### Problem to solve
Transcribe all of the material exactly, except for its pictures.

(Saved entries)
──────────

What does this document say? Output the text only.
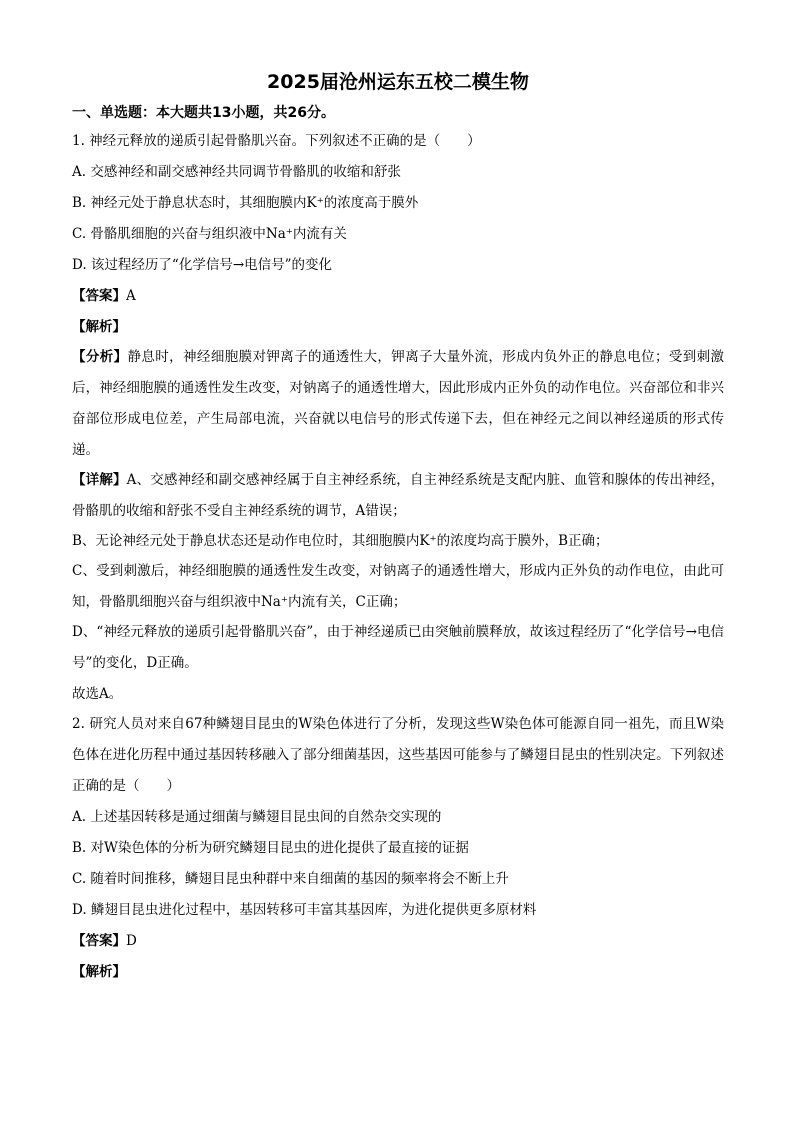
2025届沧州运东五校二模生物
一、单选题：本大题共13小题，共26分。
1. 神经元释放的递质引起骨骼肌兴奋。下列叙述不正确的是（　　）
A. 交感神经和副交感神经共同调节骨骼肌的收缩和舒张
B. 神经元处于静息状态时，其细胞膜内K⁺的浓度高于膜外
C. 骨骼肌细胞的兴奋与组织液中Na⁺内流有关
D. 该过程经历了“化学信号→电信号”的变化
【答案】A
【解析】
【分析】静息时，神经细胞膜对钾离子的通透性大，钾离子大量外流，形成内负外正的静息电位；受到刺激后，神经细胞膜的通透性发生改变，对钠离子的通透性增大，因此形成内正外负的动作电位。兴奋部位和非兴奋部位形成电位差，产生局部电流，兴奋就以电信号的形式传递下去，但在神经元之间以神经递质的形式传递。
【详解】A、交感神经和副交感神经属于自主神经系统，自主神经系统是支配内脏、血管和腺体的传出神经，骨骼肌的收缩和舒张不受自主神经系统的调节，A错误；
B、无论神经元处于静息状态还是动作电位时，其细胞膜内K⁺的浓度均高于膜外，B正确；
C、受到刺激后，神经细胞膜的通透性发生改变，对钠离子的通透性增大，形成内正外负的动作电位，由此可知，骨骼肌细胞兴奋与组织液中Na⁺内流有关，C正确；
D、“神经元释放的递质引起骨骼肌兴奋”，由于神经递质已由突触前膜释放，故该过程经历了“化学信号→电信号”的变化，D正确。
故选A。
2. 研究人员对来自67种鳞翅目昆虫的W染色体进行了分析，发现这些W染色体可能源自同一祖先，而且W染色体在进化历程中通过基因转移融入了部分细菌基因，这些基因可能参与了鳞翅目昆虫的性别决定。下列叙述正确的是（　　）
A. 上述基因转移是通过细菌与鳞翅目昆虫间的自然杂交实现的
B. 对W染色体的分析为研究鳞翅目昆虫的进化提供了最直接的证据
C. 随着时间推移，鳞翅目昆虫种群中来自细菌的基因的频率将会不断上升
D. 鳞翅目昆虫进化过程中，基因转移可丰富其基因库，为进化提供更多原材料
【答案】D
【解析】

──────────

### Full solution
What does this document say? Output the text only.
2025届沧州运东五校二模生物
一、单选题：本大题共13小题，共26分。
1. 神经元释放的递质引起骨骼肌兴奋。下列叙述不正确的是（　　）
A. 交感神经和副交感神经共同调节骨骼肌的收缩和舒张
B. 神经元处于静息状态时，其细胞膜内K⁺的浓度高于膜外
C. 骨骼肌细胞的兴奋与组织液中Na⁺内流有关
D. 该过程经历了“化学信号→电信号”的变化
【答案】A
【解析】
【分析】静息时，神经细胞膜对钾离子的通透性大，钾离子大量外流，形成内负外正的静息电位；受到刺激后，神经细胞膜的通透性发生改变，对钠离子的通透性增大，因此形成内正外负的动作电位。兴奋部位和非兴奋部位形成电位差，产生局部电流，兴奋就以电信号的形式传递下去，但在神经元之间以神经递质的形式传递。
【详解】A、交感神经和副交感神经属于自主神经系统，自主神经系统是支配内脏、血管和腺体的传出神经，骨骼肌的收缩和舒张不受自主神经系统的调节，A错误；
B、无论神经元处于静息状态还是动作电位时，其细胞膜内K⁺的浓度均高于膜外，B正确；
C、受到刺激后，神经细胞膜的通透性发生改变，对钠离子的通透性增大，形成内正外负的动作电位，由此可知，骨骼肌细胞兴奋与组织液中Na⁺内流有关，C正确；
D、“神经元释放的递质引起骨骼肌兴奋”，由于神经递质已由突触前膜释放，故该过程经历了“化学信号→电信号”的变化，D正确。
故选A。
2. 研究人员对来自67种鳞翅目昆虫的W染色体进行了分析，发现这些W染色体可能源自同一祖先，而且W染色体在进化历程中通过基因转移融入了部分细菌基因，这些基因可能参与了鳞翅目昆虫的性别决定。下列叙述正确的是（　　）
A. 上述基因转移是通过细菌与鳞翅目昆虫间的自然杂交实现的
B. 对W染色体的分析为研究鳞翅目昆虫的进化提供了最直接的证据
C. 随着时间推移，鳞翅目昆虫种群中来自细菌的基因的频率将会不断上升
D. 鳞翅目昆虫进化过程中，基因转移可丰富其基因库，为进化提供更多原材料
【答案】D
【解析】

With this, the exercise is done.